### [Problem requirements]
Search the data for the word "работодателей". Reproduce every line where it is found.

══════════

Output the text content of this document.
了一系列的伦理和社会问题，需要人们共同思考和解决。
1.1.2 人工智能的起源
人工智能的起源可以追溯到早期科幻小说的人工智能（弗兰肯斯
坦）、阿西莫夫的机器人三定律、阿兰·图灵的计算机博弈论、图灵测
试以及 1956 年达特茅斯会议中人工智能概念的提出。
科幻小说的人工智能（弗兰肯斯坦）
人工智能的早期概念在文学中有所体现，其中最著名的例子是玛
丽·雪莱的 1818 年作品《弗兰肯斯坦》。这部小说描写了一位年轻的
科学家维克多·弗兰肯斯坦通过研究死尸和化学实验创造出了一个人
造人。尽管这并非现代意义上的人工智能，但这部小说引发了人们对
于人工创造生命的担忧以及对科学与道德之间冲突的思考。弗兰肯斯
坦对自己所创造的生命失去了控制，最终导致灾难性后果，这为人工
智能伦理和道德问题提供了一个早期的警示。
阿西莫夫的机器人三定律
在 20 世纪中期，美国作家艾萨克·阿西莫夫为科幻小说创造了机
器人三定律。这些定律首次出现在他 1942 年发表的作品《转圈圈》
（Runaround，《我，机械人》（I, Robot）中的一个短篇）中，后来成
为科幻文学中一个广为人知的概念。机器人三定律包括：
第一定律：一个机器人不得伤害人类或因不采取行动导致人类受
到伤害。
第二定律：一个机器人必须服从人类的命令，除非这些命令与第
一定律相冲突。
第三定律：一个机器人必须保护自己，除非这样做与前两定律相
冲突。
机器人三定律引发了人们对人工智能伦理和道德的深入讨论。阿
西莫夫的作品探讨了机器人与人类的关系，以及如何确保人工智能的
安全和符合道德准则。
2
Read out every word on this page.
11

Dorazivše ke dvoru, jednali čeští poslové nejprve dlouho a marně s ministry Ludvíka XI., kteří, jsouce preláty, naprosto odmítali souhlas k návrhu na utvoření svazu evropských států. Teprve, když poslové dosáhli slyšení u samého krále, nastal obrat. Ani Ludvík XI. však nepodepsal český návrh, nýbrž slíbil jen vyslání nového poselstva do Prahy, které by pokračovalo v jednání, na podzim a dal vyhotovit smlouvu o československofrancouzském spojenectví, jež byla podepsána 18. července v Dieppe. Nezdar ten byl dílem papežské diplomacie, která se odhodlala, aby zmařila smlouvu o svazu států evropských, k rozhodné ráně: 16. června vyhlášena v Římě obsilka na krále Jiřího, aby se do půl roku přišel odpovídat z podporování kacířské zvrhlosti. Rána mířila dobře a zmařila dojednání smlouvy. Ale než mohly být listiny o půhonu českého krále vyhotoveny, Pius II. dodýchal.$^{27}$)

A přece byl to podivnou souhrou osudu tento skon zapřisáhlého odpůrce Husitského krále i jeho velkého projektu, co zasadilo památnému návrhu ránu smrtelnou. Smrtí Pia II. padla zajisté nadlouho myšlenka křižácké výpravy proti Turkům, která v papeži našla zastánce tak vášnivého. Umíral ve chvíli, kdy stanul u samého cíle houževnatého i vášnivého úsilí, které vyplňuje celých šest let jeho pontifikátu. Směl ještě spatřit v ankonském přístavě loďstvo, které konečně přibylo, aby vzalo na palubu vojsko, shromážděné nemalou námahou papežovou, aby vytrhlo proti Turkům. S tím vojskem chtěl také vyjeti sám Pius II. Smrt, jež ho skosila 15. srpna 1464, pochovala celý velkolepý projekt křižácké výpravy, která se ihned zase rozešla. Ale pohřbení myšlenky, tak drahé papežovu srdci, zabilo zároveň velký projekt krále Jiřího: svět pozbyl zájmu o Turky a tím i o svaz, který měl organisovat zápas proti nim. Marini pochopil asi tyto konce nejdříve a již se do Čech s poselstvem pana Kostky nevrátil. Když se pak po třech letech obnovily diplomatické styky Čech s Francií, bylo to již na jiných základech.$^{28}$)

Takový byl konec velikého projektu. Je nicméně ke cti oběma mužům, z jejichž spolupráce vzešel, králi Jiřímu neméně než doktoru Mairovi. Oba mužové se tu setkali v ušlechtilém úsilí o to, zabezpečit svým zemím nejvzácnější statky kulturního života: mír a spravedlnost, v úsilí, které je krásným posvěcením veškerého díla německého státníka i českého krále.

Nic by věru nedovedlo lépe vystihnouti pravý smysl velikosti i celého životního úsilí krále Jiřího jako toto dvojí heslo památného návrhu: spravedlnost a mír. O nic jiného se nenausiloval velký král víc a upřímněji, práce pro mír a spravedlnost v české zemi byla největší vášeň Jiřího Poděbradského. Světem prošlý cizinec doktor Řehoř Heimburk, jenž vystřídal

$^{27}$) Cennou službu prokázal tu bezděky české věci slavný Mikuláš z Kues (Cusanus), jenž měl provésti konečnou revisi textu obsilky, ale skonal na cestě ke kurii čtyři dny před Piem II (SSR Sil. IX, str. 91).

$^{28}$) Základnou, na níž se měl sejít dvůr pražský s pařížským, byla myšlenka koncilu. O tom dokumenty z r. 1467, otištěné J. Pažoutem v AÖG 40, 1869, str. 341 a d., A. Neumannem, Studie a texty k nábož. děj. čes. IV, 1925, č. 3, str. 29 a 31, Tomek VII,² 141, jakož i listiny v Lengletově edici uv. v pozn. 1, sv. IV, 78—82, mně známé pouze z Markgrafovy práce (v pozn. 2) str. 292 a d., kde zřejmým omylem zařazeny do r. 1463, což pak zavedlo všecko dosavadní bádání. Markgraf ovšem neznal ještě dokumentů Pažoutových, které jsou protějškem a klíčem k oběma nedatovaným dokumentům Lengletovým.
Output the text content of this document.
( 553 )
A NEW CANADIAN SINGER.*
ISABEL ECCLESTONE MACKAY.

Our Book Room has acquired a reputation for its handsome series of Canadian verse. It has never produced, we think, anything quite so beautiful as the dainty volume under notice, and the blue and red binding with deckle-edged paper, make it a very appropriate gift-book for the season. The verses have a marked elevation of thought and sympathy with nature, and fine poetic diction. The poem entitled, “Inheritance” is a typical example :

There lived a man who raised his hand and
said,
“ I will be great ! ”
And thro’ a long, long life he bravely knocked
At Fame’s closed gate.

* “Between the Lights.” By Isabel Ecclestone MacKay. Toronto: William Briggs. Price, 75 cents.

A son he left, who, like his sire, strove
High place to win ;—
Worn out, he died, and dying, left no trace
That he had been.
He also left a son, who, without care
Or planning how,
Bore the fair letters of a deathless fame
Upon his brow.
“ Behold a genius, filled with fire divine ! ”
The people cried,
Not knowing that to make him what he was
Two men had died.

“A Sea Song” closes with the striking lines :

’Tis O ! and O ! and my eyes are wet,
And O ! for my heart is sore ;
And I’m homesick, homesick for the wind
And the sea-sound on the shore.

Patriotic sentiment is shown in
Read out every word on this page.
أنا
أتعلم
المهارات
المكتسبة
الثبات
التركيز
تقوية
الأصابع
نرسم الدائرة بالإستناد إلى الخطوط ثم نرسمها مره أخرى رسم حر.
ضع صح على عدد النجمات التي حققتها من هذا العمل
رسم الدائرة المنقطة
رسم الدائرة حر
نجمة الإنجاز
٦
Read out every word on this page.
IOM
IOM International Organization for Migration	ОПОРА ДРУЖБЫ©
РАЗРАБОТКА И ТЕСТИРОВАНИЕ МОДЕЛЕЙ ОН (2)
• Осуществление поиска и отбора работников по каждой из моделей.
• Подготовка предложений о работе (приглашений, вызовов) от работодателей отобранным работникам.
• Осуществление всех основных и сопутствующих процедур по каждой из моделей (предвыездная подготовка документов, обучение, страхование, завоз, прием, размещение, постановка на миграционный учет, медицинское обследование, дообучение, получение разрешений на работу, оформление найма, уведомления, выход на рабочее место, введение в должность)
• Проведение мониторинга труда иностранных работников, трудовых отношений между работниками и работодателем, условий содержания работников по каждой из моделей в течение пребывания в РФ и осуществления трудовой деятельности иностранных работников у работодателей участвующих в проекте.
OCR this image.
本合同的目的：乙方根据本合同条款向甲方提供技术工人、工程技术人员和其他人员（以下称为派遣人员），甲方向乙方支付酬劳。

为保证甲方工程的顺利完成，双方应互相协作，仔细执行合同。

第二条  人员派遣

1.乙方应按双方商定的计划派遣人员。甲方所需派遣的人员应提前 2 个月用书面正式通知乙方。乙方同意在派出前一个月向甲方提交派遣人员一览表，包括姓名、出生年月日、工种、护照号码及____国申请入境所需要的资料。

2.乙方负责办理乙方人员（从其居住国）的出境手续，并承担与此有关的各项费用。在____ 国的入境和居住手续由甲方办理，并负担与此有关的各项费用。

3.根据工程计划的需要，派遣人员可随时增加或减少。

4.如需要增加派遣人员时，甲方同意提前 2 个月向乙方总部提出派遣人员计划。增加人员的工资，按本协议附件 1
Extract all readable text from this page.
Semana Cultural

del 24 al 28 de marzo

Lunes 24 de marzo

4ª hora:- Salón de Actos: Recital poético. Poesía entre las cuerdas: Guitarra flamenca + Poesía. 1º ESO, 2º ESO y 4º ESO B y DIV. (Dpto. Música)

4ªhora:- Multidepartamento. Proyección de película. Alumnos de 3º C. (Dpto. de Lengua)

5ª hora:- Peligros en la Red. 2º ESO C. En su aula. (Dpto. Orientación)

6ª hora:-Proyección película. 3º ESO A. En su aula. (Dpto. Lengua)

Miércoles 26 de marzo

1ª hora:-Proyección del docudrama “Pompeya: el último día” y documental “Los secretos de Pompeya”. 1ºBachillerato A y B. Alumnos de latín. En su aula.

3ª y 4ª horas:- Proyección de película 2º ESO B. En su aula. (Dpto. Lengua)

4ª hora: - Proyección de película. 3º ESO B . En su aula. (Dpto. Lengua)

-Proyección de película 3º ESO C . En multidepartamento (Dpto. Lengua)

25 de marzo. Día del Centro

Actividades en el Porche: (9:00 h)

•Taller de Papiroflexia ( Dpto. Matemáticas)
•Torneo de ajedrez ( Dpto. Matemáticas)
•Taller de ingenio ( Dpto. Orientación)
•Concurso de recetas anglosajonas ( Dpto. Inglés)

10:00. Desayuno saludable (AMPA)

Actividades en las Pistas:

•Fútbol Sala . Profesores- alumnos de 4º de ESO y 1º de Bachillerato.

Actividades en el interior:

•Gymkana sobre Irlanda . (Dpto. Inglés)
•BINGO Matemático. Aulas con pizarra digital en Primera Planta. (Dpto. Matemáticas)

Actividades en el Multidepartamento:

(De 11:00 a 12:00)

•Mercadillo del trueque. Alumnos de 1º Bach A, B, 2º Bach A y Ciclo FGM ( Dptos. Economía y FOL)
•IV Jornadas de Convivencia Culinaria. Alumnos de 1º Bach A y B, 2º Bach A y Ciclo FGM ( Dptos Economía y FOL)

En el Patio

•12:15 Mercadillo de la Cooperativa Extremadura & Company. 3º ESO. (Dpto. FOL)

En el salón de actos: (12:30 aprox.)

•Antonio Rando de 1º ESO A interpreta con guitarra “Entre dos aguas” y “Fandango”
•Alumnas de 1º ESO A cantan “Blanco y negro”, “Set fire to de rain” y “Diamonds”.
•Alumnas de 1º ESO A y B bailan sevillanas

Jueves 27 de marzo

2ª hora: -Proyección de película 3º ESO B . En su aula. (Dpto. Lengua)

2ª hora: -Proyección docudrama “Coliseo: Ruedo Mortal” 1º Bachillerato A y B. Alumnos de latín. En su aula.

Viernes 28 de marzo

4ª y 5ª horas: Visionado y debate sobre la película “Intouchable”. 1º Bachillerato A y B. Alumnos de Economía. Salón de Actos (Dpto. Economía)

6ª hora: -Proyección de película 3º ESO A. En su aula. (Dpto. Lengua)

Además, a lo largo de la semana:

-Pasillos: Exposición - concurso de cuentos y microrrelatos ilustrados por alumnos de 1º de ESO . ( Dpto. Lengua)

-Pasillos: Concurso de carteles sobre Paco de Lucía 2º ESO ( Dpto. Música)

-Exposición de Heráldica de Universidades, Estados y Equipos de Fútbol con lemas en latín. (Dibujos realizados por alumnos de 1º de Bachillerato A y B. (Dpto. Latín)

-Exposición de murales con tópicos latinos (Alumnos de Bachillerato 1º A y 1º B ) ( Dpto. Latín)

══════════

### [Output for this exercise]
• Подготовка предложений о работе (приглашений, вызовов) от работодателей отобранным работникам.
• Проведение мониторинга труда иностранных работников, трудовых отношений между работниками и работодателем, условий содержания работников по каждой из моделей в течение пребывания в РФ и осуществления трудовой деятельности иностранных работников у работодателей участвующих в проекте.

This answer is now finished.